* **Data entries**:
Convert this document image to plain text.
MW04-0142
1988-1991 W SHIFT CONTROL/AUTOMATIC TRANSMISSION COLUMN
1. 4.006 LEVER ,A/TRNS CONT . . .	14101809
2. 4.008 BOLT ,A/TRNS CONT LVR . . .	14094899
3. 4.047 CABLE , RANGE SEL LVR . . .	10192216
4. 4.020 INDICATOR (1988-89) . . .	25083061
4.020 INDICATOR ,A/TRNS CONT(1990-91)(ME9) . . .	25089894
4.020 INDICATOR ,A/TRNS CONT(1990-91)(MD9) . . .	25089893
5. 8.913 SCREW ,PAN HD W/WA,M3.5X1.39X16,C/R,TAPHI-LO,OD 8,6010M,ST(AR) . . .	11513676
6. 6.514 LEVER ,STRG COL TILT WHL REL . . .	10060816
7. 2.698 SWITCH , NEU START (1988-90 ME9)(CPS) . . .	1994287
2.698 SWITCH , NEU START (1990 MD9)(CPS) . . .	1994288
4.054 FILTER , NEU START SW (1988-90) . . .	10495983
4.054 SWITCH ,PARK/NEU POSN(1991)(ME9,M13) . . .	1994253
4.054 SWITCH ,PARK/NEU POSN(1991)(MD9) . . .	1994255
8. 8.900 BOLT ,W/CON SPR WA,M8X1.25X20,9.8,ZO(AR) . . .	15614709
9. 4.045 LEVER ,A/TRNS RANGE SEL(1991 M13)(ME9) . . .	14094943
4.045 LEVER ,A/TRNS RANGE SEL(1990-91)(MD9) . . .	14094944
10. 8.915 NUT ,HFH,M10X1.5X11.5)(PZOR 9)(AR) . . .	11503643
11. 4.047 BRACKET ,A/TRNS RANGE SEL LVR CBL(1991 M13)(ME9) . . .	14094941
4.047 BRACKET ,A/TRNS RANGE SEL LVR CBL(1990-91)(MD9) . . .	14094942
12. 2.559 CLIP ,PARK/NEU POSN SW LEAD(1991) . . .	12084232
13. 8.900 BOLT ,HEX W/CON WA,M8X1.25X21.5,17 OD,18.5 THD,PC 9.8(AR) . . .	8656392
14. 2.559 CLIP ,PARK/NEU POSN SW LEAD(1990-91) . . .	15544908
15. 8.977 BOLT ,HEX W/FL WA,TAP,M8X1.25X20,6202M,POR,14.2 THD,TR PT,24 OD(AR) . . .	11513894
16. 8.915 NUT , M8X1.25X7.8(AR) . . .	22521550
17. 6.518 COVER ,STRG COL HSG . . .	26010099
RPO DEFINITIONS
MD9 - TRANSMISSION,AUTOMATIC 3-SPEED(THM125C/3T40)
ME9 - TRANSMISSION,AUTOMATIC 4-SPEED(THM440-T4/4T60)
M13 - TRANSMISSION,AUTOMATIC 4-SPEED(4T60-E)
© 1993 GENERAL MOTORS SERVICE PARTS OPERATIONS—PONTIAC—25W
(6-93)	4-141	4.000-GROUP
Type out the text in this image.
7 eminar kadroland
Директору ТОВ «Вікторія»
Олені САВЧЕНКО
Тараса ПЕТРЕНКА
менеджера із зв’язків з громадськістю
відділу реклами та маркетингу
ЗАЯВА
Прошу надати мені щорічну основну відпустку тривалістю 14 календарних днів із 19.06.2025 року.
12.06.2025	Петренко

* **Required task**: From the listing above, report the number of lines containing the string "PARK", without any accompanying remarks.

* **The response**: 4